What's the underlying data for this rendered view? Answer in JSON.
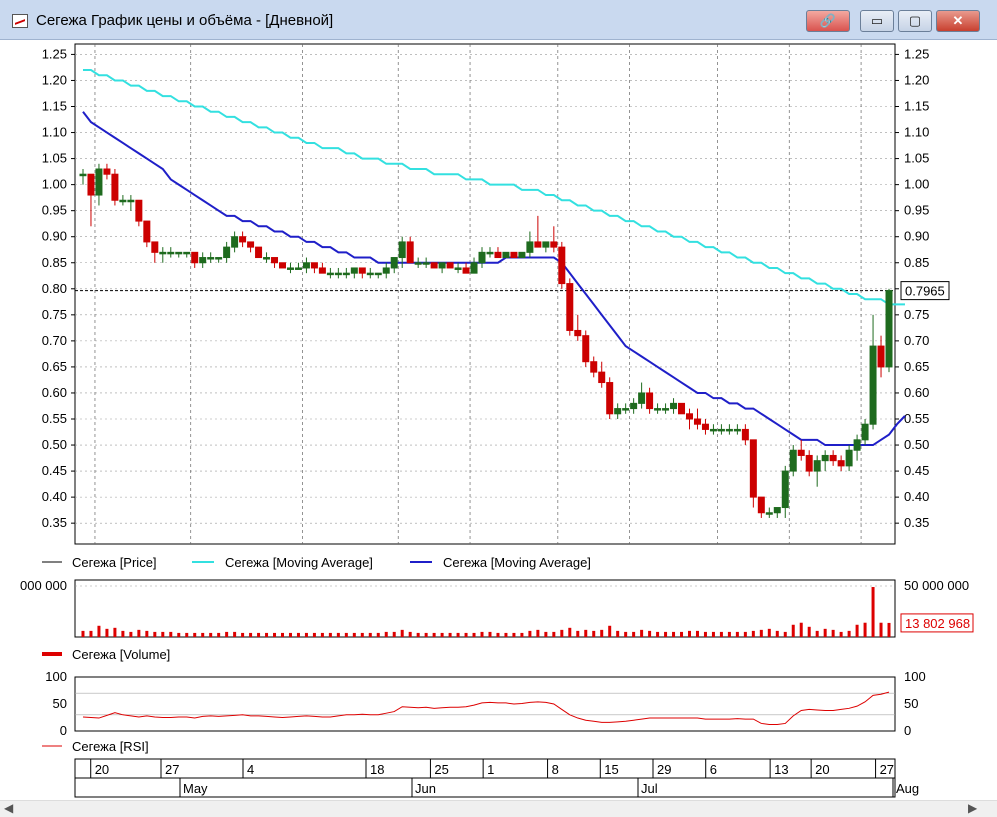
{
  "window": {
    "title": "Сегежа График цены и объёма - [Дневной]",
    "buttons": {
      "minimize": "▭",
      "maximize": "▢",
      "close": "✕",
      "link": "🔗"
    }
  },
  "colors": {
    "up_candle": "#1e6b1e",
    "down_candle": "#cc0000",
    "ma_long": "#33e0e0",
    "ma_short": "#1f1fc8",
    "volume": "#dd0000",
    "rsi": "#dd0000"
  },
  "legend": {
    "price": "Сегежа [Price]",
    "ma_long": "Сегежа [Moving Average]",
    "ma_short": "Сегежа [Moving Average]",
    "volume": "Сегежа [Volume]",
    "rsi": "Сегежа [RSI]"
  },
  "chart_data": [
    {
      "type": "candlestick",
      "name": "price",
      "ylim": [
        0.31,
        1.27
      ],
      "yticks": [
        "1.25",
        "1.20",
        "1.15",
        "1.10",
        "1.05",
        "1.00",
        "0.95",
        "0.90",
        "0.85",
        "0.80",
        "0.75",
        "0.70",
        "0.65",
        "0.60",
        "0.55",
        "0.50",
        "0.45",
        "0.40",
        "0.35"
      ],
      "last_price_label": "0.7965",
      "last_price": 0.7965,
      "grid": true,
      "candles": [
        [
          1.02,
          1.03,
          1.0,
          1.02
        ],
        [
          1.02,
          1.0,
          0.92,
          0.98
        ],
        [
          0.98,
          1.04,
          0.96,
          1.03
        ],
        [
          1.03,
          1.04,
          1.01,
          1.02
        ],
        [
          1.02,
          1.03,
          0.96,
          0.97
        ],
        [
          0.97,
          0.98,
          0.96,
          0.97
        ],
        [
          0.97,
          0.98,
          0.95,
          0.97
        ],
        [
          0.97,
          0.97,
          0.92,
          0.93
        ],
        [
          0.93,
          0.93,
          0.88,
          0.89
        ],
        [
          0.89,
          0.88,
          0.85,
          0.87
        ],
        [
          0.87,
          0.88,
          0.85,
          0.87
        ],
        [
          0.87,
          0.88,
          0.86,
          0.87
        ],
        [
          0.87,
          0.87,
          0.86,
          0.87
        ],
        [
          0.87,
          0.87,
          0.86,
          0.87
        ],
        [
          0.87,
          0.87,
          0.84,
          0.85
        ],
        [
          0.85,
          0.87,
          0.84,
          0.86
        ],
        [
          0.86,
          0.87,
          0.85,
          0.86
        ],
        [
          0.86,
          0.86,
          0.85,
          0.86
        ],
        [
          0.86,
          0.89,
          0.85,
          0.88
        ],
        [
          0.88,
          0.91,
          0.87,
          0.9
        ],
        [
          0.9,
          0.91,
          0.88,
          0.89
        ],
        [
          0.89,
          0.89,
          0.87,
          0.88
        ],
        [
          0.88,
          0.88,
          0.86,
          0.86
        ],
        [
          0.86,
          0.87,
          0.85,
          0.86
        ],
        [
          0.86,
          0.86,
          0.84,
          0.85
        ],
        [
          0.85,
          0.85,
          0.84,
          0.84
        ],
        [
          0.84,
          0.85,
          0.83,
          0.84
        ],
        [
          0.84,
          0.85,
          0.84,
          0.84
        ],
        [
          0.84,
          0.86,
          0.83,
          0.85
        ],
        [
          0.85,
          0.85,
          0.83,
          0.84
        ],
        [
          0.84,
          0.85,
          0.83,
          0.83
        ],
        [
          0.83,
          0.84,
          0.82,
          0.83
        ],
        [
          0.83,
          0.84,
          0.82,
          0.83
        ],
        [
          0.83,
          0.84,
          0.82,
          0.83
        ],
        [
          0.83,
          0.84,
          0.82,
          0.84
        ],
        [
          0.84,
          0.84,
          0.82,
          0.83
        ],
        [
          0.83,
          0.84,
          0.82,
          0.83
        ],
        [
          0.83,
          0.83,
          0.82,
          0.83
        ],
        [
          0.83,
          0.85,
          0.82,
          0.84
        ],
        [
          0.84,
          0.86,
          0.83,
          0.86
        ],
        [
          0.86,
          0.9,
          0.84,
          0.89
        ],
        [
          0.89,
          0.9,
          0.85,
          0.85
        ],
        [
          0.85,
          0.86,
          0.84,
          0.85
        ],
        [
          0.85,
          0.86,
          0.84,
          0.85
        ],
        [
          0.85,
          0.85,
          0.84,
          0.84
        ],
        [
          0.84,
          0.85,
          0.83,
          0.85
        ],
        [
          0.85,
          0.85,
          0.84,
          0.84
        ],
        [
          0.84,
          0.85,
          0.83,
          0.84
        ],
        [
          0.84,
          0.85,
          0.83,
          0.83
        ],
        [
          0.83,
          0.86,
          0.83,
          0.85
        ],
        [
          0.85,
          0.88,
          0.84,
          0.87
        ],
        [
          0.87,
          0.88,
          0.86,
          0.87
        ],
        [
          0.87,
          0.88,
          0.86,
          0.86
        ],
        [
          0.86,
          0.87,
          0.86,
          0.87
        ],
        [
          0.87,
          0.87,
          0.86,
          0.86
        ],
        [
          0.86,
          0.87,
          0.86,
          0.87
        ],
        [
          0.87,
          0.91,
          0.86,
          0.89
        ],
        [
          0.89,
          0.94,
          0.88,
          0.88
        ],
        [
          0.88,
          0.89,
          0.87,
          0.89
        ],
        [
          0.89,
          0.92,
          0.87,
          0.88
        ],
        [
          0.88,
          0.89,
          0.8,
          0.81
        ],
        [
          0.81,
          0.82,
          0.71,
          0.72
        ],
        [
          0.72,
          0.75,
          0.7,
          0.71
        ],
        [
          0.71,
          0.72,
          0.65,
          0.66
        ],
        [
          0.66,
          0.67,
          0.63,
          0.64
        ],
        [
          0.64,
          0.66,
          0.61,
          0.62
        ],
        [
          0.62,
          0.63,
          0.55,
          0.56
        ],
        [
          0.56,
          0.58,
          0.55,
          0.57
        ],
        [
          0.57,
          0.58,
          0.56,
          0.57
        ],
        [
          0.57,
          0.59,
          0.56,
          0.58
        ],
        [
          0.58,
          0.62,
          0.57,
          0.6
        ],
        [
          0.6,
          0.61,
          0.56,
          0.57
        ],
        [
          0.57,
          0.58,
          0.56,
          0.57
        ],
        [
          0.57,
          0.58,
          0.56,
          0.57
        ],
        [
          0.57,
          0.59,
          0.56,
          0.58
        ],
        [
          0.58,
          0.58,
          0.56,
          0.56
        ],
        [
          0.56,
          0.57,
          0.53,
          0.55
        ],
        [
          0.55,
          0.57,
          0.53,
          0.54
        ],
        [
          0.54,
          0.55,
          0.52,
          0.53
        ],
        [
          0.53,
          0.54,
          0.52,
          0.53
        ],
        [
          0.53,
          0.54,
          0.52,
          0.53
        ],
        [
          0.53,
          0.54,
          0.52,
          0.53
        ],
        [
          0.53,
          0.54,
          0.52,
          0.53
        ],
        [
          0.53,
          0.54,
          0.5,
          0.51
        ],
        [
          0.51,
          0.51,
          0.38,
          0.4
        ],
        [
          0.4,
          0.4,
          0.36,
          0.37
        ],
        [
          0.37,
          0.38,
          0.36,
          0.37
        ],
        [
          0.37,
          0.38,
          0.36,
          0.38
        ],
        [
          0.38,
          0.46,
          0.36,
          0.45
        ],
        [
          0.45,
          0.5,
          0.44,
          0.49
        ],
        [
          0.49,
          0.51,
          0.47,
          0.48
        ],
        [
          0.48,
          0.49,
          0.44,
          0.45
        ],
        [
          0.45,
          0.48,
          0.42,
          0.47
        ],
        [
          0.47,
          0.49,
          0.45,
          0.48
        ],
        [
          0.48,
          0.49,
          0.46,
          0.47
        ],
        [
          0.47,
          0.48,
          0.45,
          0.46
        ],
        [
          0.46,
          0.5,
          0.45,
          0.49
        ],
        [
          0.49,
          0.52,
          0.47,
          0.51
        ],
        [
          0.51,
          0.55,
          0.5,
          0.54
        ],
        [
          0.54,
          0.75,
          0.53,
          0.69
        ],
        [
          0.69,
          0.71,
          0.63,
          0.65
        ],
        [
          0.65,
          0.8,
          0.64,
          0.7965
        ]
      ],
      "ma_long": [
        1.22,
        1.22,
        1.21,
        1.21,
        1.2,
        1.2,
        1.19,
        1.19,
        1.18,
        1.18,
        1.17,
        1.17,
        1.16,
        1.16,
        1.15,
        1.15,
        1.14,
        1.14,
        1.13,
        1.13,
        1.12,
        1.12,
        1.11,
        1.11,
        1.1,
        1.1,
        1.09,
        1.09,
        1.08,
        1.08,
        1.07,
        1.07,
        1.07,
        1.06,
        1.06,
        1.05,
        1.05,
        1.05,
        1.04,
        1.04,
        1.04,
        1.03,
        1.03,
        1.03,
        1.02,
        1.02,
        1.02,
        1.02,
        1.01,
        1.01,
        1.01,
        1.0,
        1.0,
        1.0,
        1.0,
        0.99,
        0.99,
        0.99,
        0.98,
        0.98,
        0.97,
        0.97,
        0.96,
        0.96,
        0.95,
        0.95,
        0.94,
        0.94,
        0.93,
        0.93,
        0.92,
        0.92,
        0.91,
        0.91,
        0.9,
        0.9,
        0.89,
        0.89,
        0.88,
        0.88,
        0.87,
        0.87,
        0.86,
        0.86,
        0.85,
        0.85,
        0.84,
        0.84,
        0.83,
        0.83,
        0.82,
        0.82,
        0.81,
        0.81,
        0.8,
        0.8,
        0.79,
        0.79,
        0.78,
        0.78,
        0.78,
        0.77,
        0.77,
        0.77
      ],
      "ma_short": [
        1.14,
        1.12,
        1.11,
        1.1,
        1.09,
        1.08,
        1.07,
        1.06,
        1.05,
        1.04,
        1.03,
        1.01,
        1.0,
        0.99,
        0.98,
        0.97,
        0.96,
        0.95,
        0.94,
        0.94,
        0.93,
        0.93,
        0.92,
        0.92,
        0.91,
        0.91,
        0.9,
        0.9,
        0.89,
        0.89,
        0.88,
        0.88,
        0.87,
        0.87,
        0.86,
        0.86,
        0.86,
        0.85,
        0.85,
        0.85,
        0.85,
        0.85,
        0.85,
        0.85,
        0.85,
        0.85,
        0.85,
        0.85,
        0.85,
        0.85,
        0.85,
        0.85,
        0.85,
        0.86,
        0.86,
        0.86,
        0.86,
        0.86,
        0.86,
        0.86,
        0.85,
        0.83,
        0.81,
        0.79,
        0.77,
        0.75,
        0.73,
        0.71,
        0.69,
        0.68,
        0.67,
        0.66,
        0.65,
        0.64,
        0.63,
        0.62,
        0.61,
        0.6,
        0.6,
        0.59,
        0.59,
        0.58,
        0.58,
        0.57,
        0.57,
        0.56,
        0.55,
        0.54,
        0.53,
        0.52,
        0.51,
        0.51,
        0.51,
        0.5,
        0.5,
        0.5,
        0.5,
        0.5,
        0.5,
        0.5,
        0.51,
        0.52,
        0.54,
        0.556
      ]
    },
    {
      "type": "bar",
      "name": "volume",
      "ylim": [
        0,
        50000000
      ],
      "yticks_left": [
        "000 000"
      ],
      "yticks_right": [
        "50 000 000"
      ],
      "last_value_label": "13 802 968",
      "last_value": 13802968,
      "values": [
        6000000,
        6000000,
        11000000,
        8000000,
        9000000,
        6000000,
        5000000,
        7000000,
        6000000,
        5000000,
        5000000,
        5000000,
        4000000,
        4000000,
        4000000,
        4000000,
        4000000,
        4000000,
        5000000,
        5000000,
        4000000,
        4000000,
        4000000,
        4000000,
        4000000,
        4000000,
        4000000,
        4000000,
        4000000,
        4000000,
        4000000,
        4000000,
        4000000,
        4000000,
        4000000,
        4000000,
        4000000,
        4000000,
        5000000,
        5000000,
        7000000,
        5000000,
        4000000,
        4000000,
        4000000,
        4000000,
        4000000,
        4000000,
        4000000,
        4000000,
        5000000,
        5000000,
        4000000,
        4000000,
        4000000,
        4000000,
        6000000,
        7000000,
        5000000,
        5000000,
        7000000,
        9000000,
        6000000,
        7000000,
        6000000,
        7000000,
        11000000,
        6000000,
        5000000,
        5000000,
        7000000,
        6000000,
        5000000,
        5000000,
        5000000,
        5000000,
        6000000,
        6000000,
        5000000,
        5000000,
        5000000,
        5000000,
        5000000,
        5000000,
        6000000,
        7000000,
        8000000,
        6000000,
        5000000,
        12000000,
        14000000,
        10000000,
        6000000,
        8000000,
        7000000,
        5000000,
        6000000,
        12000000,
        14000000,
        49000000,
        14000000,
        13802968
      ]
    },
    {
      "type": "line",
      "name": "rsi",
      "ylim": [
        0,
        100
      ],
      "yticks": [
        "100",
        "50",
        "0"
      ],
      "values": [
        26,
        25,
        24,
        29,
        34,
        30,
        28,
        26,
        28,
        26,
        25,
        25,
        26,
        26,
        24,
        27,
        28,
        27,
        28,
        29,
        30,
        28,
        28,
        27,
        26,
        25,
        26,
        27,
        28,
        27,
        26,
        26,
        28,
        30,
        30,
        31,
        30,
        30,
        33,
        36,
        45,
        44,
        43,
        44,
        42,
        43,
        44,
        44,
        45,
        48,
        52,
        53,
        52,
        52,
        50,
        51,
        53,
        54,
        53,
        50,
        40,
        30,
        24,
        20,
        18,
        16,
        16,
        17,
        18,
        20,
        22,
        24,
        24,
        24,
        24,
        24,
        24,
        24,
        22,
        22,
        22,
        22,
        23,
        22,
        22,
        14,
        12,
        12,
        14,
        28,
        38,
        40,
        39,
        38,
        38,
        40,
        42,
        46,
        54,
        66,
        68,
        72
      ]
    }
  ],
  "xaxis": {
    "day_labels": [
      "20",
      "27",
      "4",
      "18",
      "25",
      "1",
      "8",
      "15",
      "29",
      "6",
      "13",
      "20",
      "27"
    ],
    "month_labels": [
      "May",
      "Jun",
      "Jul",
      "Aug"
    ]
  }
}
**********
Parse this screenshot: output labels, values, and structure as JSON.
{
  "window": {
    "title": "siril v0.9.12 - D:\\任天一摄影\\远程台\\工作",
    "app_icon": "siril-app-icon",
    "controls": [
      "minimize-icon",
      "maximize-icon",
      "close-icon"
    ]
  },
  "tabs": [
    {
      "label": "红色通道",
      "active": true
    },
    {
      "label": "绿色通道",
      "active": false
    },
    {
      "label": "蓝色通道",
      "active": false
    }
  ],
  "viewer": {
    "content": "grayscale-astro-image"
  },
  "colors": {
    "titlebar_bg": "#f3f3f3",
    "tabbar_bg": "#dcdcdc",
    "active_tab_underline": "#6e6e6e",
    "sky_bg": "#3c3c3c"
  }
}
**********
--- Request ---
Your task is to gather all lines from the entries above that hold the word "icon".

--- Reply ---
    "app_icon": "siril-app-icon",
      "minimize-icon",
      "maximize-icon",
      "close-icon"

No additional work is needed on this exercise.